# RECORD SET:
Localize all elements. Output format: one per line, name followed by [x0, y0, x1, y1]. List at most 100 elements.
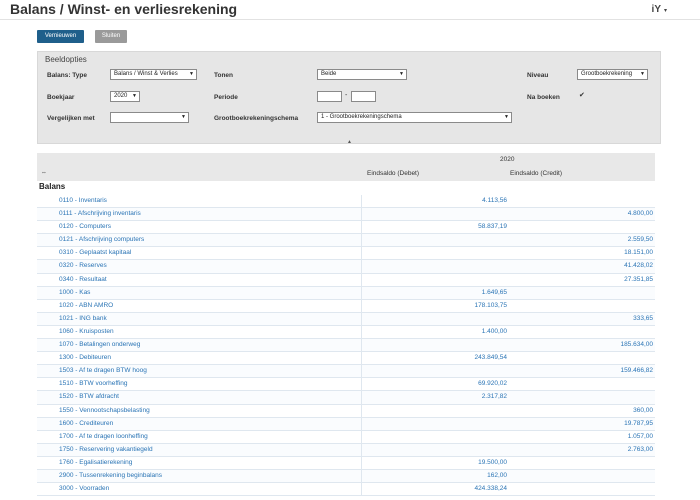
account-link[interactable]: 1070 - Betalingen onderweg: [59, 341, 140, 348]
table-row: 1760 - Egalisatierekening 19.500,00: [37, 456, 655, 470]
account-link[interactable]: 3000 - Voorraden: [59, 485, 109, 492]
debit-value[interactable]: 424.338,24: [474, 485, 507, 492]
column-header-debit[interactable]: Eindsaldo (Debet): [367, 170, 419, 177]
tonen-value: Beide: [321, 71, 337, 77]
refresh-button[interactable]: Vernieuwen: [37, 30, 84, 43]
close-button[interactable]: Sluiten: [95, 30, 127, 43]
tonen-select[interactable]: Beide ▼: [317, 69, 407, 80]
account-link[interactable]: 0340 - Resultaat: [59, 276, 107, 283]
table-row: 3000 - Voorraden 424.338,24: [37, 483, 655, 497]
table-row: 1300 - Debiteuren 243.849,54: [37, 352, 655, 366]
credit-value[interactable]: 4.800,00: [628, 210, 653, 217]
vergelijken-select[interactable]: ▼: [110, 112, 189, 123]
chevron-down-icon: ▼: [132, 93, 137, 99]
credit-value[interactable]: 360,00: [633, 407, 653, 414]
column-divider: [361, 195, 362, 208]
column-header-credit[interactable]: Eindsaldo (Credit): [510, 170, 562, 177]
chevron-down-icon: ▼: [504, 114, 509, 120]
account-link[interactable]: 1060 - Kruisposten: [59, 328, 114, 335]
debit-value[interactable]: 1.400,00: [482, 328, 507, 335]
debit-value[interactable]: 178.103,75: [474, 302, 507, 309]
table-row: 0111 - Afschrijving inventaris 4.800,00: [37, 208, 655, 222]
account-link[interactable]: 1520 - BTW afdracht: [59, 393, 119, 400]
view-options-panel: Beeldopties Balans: Type Balans / Winst …: [37, 51, 661, 145]
schema-value: 1 - Grootboekrekeningschema: [321, 114, 402, 120]
vergelijken-label: Vergelijken met: [47, 115, 95, 122]
periode-from-input[interactable]: [317, 91, 342, 102]
account-link[interactable]: 0320 - Reserves: [59, 262, 107, 269]
credit-value[interactable]: 19.787,95: [624, 420, 653, 427]
account-link[interactable]: 2900 - Tussenrekening beginbalans: [59, 472, 162, 479]
boekjaar-label: Boekjaar: [47, 94, 75, 101]
periode-separator: -: [345, 92, 348, 99]
grid-rows: 0110 - Inventaris 4.113,56 0111 - Afschrij…: [37, 195, 655, 497]
credit-value[interactable]: 1.057,00: [628, 433, 653, 440]
credit-value[interactable]: 333,65: [633, 315, 653, 322]
credit-value[interactable]: 2.763,00: [628, 446, 653, 453]
options-title: Beeldopties: [45, 55, 87, 64]
table-row: 1600 - Crediteuren 19.787,95: [37, 417, 655, 431]
account-link[interactable]: 1700 - Af te dragen loonheffing: [59, 433, 148, 440]
boekjaar-select[interactable]: 2020 ▼: [110, 91, 140, 102]
column-divider: [361, 299, 362, 312]
debit-value[interactable]: 2.317,82: [482, 393, 507, 400]
na-boeken-label: Na boeken: [527, 94, 560, 101]
account-link[interactable]: 0121 - Afschrijving computers: [59, 236, 144, 243]
account-link[interactable]: 1300 - Debiteuren: [59, 354, 111, 361]
table-row: 0121 - Afschrijving computers 2.559,50: [37, 234, 655, 248]
debit-value[interactable]: 1.649,65: [482, 289, 507, 296]
account-link[interactable]: 1510 - BTW voorheffing: [59, 380, 128, 387]
credit-value[interactable]: 41.428,02: [624, 262, 653, 269]
account-link[interactable]: 1000 - Kas: [59, 289, 90, 296]
account-link[interactable]: 1550 - Vennootschapsbelasting: [59, 407, 150, 414]
debit-value[interactable]: 19.500,00: [478, 459, 507, 466]
na-boeken-checkbox[interactable]: ✔: [579, 92, 586, 99]
column-divider: [361, 234, 362, 247]
debit-value[interactable]: 69.920,02: [478, 380, 507, 387]
language-menu[interactable]: iY: [652, 4, 661, 15]
chevron-down-icon[interactable]: ▾: [664, 7, 667, 14]
debit-value[interactable]: 243.849,54: [474, 354, 507, 361]
column-divider: [361, 208, 362, 221]
column-divider: [361, 456, 362, 469]
column-divider: [361, 273, 362, 286]
debit-value[interactable]: 58.837,19: [478, 223, 507, 230]
schema-label: Grootboekrekeningschema: [214, 115, 299, 122]
schema-select[interactable]: 1 - Grootboekrekeningschema ▼: [317, 112, 512, 123]
debit-value[interactable]: 4.113,56: [482, 197, 507, 204]
account-link[interactable]: 1600 - Crediteuren: [59, 420, 113, 427]
table-row: 0340 - Resultaat 27.351,85: [37, 273, 655, 287]
account-link[interactable]: 1760 - Egalisatierekening: [59, 459, 132, 466]
periode-to-input[interactable]: [351, 91, 376, 102]
account-link[interactable]: 0110 - Inventaris: [59, 197, 107, 204]
account-link[interactable]: 1020 - ABN AMRO: [59, 302, 113, 309]
table-row: 1700 - Af te dragen loonheffing 1.057,00: [37, 430, 655, 444]
credit-value[interactable]: 27.351,85: [624, 276, 653, 283]
account-link[interactable]: 1503 - Af te dragen BTW hoog: [59, 367, 147, 374]
account-link[interactable]: 0111 - Afschrijving inventaris: [59, 210, 141, 217]
balans-type-select[interactable]: Balans / Winst & Verlies ▼: [110, 69, 197, 80]
niveau-select[interactable]: Grootboekrekening ▼: [577, 69, 648, 80]
column-divider: [361, 247, 362, 260]
credit-value[interactable]: 185.634,00: [620, 341, 653, 348]
chevron-down-icon: ▼: [189, 71, 194, 77]
table-row: 1503 - Af te dragen BTW hoog 159.466,82: [37, 365, 655, 379]
expand-columns-icon[interactable]: ⇔: [41, 170, 47, 176]
credit-value[interactable]: 159.466,82: [620, 367, 653, 374]
table-row: 1070 - Betalingen onderweg 185.634,00: [37, 339, 655, 353]
page-title: Balans / Winst- en verliesrekening: [10, 1, 238, 17]
credit-value[interactable]: 2.559,50: [628, 236, 653, 243]
collapse-icon[interactable]: ▲: [347, 139, 352, 145]
account-link[interactable]: 0120 - Computers: [59, 223, 111, 230]
column-divider: [361, 352, 362, 365]
table-row: 0320 - Reserves 41.428,02: [37, 260, 655, 274]
debit-value[interactable]: 162,00: [487, 472, 507, 479]
table-row: 1021 - ING bank 333,65: [37, 312, 655, 326]
account-link[interactable]: 0310 - Geplaatst kapitaal: [59, 249, 131, 256]
niveau-value: Grootboekrekening: [581, 71, 633, 77]
credit-value[interactable]: 18.151,00: [624, 249, 653, 256]
account-link[interactable]: 1750 - Reservering vakantiegeld: [59, 446, 153, 453]
table-row: 1020 - ABN AMRO 178.103,75: [37, 299, 655, 313]
account-link[interactable]: 1021 - ING bank: [59, 315, 107, 322]
column-divider: [361, 391, 362, 404]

# TO DO:
Rewrite the data above, replacing every "account-link" with "ledger-link" and keeping everything else unchanged. Leave the pictures out.

# SOLUTION TO THE PROBLEM:
Localize all elements. Output format: one per line, name followed by [x0, y0, x1, y1]. List at most 100 elements.
ledger-link[interactable]: 1070 - Betalingen onderweg: [59, 341, 140, 348]
table-row: 1760 - Egalisatierekening 19.500,00: [37, 456, 655, 470]
ledger-link[interactable]: 3000 - Voorraden: [59, 485, 109, 492]
debit-value[interactable]: 424.338,24: [474, 485, 507, 492]
column-header-debit[interactable]: Eindsaldo (Debet): [367, 170, 419, 177]
tonen-value: Beide: [321, 71, 337, 77]
refresh-button[interactable]: Vernieuwen: [37, 30, 84, 43]
close-button[interactable]: Sluiten: [95, 30, 127, 43]
tonen-select[interactable]: Beide ▼: [317, 69, 407, 80]
ledger-link[interactable]: 0340 - Resultaat: [59, 276, 107, 283]
table-row: 3000 - Voorraden 424.338,24: [37, 483, 655, 497]
table-row: 1300 - Debiteuren 243.849,54: [37, 352, 655, 366]
credit-value[interactable]: 4.800,00: [628, 210, 653, 217]
vergelijken-select[interactable]: ▼: [110, 112, 189, 123]
chevron-down-icon: ▼: [132, 93, 137, 99]
credit-value[interactable]: 360,00: [633, 407, 653, 414]
column-divider: [361, 195, 362, 208]
column-header-credit[interactable]: Eindsaldo (Credit): [510, 170, 562, 177]
chevron-down-icon: ▼: [504, 114, 509, 120]
ledger-link[interactable]: 1060 - Kruisposten: [59, 328, 114, 335]
debit-value[interactable]: 1.400,00: [482, 328, 507, 335]
debit-value[interactable]: 178.103,75: [474, 302, 507, 309]
table-row: 0111 - Afschrijving inventaris 4.800,00: [37, 208, 655, 222]
ledger-link[interactable]: 1520 - BTW afdracht: [59, 393, 119, 400]
view-options-panel: Beeldopties Balans: Type Balans / Winst …: [37, 51, 661, 145]
schema-value: 1 - Grootboekrekeningschema: [321, 114, 402, 120]
vergelijken-label: Vergelijken met: [47, 115, 95, 122]
periode-from-input[interactable]: [317, 91, 342, 102]
ledger-link[interactable]: 0320 - Reserves: [59, 262, 107, 269]
credit-value[interactable]: 19.787,95: [624, 420, 653, 427]
ledger-link[interactable]: 2900 - Tussenrekening beginbalans: [59, 472, 162, 479]
boekjaar-label: Boekjaar: [47, 94, 75, 101]
periode-separator: -: [345, 92, 348, 99]
grid-rows: 0110 - Inventaris 4.113,56 0111 - Afschrij…: [37, 195, 655, 497]
credit-value[interactable]: 1.057,00: [628, 433, 653, 440]
credit-value[interactable]: 333,65: [633, 315, 653, 322]
credit-value[interactable]: 2.763,00: [628, 446, 653, 453]
options-title: Beeldopties: [45, 55, 87, 64]
table-row: 1600 - Crediteuren 19.787,95: [37, 417, 655, 431]
ledger-link[interactable]: 1700 - Af te dragen loonheffing: [59, 433, 148, 440]
boekjaar-select[interactable]: 2020 ▼: [110, 91, 140, 102]
column-divider: [361, 299, 362, 312]
debit-value[interactable]: 2.317,82: [482, 393, 507, 400]
na-boeken-label: Na boeken: [527, 94, 560, 101]
ledger-link[interactable]: 0121 - Afschrijving computers: [59, 236, 144, 243]
ledger-link[interactable]: 1300 - Debiteuren: [59, 354, 111, 361]
table-row: 0121 - Afschrijving computers 2.559,50: [37, 234, 655, 248]
debit-value[interactable]: 1.649,65: [482, 289, 507, 296]
ledger-link[interactable]: 1510 - BTW voorheffing: [59, 380, 128, 387]
credit-value[interactable]: 41.428,02: [624, 262, 653, 269]
ledger-link[interactable]: 1000 - Kas: [59, 289, 90, 296]
ledger-link[interactable]: 1550 - Vennootschapsbelasting: [59, 407, 150, 414]
debit-value[interactable]: 19.500,00: [478, 459, 507, 466]
na-boeken-checkbox[interactable]: ✔: [579, 92, 586, 99]
column-divider: [361, 234, 362, 247]
debit-value[interactable]: 69.920,02: [478, 380, 507, 387]
language-menu[interactable]: iY: [652, 4, 661, 15]
chevron-down-icon[interactable]: ▾: [664, 7, 667, 14]
debit-value[interactable]: 243.849,54: [474, 354, 507, 361]
column-divider: [361, 208, 362, 221]
column-divider: [361, 456, 362, 469]
column-divider: [361, 273, 362, 286]
debit-value[interactable]: 58.837,19: [478, 223, 507, 230]
schema-label: Grootboekrekeningschema: [214, 115, 299, 122]
schema-select[interactable]: 1 - Grootboekrekeningschema ▼: [317, 112, 512, 123]
debit-value[interactable]: 4.113,56: [482, 197, 507, 204]
ledger-link[interactable]: 1600 - Crediteuren: [59, 420, 113, 427]
table-row: 0340 - Resultaat 27.351,85: [37, 273, 655, 287]
ledger-link[interactable]: 1760 - Egalisatierekening: [59, 459, 132, 466]
periode-to-input[interactable]: [351, 91, 376, 102]
ledger-link[interactable]: 0110 - Inventaris: [59, 197, 107, 204]
ledger-link[interactable]: 1020 - ABN AMRO: [59, 302, 113, 309]
table-row: 1700 - Af te dragen loonheffing 1.057,00: [37, 430, 655, 444]
credit-value[interactable]: 27.351,85: [624, 276, 653, 283]
ledger-link[interactable]: 1503 - Af te dragen BTW hoog: [59, 367, 147, 374]
ledger-link[interactable]: 0111 - Afschrijving inventaris: [59, 210, 141, 217]
balans-type-select[interactable]: Balans / Winst & Verlies ▼: [110, 69, 197, 80]
niveau-select[interactable]: Grootboekrekening ▼: [577, 69, 648, 80]
column-divider: [361, 247, 362, 260]
credit-value[interactable]: 185.634,00: [620, 341, 653, 348]
chevron-down-icon: ▼: [189, 71, 194, 77]
table-row: 1503 - Af te dragen BTW hoog 159.466,82: [37, 365, 655, 379]
expand-columns-icon[interactable]: ⇔: [41, 170, 47, 176]
credit-value[interactable]: 159.466,82: [620, 367, 653, 374]
table-row: 1070 - Betalingen onderweg 185.634,00: [37, 339, 655, 353]
page-title: Balans / Winst- en verliesrekening: [10, 1, 238, 17]
credit-value[interactable]: 2.559,50: [628, 236, 653, 243]
collapse-icon[interactable]: ▲: [347, 139, 352, 145]
ledger-link[interactable]: 0120 - Computers: [59, 223, 111, 230]
column-divider: [361, 352, 362, 365]
table-row: 0320 - Reserves 41.428,02: [37, 260, 655, 274]
debit-value[interactable]: 162,00: [487, 472, 507, 479]
table-row: 1021 - ING bank 333,65: [37, 312, 655, 326]
ledger-link[interactable]: 0310 - Geplaatst kapitaal: [59, 249, 131, 256]
niveau-value: Grootboekrekening: [581, 71, 633, 77]
credit-value[interactable]: 18.151,00: [624, 249, 653, 256]
ledger-link[interactable]: 1750 - Reservering vakantiegeld: [59, 446, 153, 453]
table-row: 1020 - ABN AMRO 178.103,75: [37, 299, 655, 313]
ledger-link[interactable]: 1021 - ING bank: [59, 315, 107, 322]
column-divider: [361, 391, 362, 404]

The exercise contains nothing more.